Ricopi parola per parola tutto ciò che, nella discussione sulla traduzione di «stato dell'arte», va da "## gettingby" giù fino a "work in progress.".

Testo da leggere
-*-*-

Hai visto il post#8...?E' piuttosto chiaro su significato e traduzione. A parte ciò, mi viene da pensare che in questo caso "stato dell'arte" possa essere tradotto con _"advancement(s)_", ma ci vuole conferma da parte di madrelingua!


----------



## gettingby

Hi Lorena, yes I did, but the context here is a CV with a list of research work yet to be published, so "work in progress" seems to me to fit best. I also thought it might work in other contexts where instinct and/or context imply that stato dell'arte isn't in fact state of the art. I suppose I'm just wondering if Italians tend to use this phrase to refer to work in progress.


----------



## longplay

A mio parere "stato dell'arte" significa "quanto si sa/noto fino a oggi"-"per quanto fatto/deciso fino a oggi". Il 'work in progress" si riferisce allo "stato dei lavori
eseguiti e previsioni di lavoro (a breve termine)". Naturalmente, si tratta anche di interpretare il contesto: "allo stato dell' arte, la fusione nucleare non è
realizzabile", per esempio, non è "work in progress". Ciao


----------



## Rapace

Salve a tutti, 
Mi capita spesso di usare l' equivalente di "Stato dell' arte" in titoli di paragrafi dove si descrive sinteticamente un argomento (ad esempio lo stato dell' arte in un certo progetto lavorativo in corso).
In Italiano scriverei: "*Progetto XXXXXXX - Stato dell' arte"* come titolo di un paragrafo in cui si descrivono poi sinteticamente gli elementi che danno l' idea dello stato "corrente" del progetto stesso.
In inglese è corretto in tale caso utilizzare "*Project XXXXXX: Snapshot of the situation"* ?

-*-*-

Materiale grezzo
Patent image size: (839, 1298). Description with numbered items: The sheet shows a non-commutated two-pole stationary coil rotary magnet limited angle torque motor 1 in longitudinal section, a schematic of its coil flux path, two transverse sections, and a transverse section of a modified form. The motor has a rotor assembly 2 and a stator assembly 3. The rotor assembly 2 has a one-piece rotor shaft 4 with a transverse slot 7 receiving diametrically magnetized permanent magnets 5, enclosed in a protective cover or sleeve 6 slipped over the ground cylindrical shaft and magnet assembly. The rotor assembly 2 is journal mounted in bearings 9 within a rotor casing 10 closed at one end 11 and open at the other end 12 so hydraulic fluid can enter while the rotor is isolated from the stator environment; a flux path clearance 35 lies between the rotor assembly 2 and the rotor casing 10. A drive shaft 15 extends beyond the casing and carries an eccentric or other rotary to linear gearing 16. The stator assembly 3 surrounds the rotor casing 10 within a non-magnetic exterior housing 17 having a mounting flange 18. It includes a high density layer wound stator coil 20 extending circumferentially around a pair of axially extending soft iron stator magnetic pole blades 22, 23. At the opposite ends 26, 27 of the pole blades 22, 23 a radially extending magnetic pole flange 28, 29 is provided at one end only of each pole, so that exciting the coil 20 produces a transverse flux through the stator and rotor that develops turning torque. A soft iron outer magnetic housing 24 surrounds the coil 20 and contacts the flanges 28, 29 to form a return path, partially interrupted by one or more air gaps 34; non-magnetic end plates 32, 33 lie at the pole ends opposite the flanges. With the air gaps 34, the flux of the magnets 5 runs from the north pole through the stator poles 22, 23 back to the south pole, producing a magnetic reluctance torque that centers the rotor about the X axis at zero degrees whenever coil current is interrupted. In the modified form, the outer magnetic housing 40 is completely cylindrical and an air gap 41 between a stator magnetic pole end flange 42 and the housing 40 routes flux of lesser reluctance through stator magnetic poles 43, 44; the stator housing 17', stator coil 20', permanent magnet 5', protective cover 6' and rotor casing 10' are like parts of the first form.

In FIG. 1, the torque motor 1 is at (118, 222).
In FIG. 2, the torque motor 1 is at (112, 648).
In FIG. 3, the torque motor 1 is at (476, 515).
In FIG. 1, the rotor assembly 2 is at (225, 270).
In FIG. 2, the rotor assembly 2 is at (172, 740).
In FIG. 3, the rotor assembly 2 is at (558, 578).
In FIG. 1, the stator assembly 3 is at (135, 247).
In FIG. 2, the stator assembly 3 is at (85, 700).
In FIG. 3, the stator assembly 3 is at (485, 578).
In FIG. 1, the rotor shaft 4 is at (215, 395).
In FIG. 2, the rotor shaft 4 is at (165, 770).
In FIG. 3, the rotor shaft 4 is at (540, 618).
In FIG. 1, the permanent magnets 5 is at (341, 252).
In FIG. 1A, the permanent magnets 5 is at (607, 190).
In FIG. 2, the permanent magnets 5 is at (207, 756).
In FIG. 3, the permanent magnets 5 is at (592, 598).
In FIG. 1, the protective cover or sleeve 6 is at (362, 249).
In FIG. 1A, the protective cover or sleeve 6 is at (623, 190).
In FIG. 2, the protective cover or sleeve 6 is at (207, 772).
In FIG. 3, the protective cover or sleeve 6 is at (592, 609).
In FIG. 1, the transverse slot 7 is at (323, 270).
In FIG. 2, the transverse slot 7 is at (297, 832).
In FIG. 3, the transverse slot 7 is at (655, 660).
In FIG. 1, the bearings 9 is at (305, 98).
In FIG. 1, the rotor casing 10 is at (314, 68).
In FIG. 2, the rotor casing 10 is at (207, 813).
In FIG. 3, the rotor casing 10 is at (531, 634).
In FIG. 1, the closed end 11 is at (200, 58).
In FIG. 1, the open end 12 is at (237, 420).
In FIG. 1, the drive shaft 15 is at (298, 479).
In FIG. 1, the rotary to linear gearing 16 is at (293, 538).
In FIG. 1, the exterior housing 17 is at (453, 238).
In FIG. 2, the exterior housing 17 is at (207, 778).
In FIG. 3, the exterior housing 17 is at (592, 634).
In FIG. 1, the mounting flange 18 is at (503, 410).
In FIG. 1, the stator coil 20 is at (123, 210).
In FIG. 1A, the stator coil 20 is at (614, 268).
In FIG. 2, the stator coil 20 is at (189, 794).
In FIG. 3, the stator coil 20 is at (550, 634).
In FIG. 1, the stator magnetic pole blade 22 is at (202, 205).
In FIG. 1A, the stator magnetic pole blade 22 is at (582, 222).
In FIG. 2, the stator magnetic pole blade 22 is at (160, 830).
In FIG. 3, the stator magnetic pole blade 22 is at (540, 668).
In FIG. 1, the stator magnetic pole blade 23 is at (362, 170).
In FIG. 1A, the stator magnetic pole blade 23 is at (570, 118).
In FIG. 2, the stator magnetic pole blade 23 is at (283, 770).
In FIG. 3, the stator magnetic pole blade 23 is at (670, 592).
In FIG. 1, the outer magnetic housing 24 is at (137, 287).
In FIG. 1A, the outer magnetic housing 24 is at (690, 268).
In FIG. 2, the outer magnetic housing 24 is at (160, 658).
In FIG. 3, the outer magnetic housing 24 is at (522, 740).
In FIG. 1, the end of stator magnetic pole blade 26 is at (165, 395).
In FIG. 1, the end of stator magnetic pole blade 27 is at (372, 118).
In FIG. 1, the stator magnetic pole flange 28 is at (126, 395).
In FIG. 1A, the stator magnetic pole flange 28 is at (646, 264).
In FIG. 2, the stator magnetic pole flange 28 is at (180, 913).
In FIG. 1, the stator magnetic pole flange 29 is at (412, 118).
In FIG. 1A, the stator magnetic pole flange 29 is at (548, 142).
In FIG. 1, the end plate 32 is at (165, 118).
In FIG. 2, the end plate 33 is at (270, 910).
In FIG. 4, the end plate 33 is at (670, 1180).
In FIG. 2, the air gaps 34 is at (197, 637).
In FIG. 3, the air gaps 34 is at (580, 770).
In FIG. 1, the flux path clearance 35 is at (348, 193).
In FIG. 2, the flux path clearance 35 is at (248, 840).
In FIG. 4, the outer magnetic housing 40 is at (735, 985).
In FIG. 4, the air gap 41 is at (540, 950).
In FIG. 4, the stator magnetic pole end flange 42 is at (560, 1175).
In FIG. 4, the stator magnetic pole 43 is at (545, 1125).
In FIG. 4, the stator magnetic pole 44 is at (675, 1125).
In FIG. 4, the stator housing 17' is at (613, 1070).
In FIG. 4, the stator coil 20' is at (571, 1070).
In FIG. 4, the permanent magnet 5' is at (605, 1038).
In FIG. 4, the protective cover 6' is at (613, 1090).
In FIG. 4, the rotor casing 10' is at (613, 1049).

-*-*-

Soluzione dell'esercizio
## gettingby

Hi Lorena, yes I did, but the context here is a CV with a list of research work yet to be published, so "work in progress" seems to me to fit best. I also thought it might work in other contexts where instinct and/or context imply that stato dell'arte isn't in fact state of the art. I suppose I'm just wondering if Italians tend to use this phrase to refer to work in progress.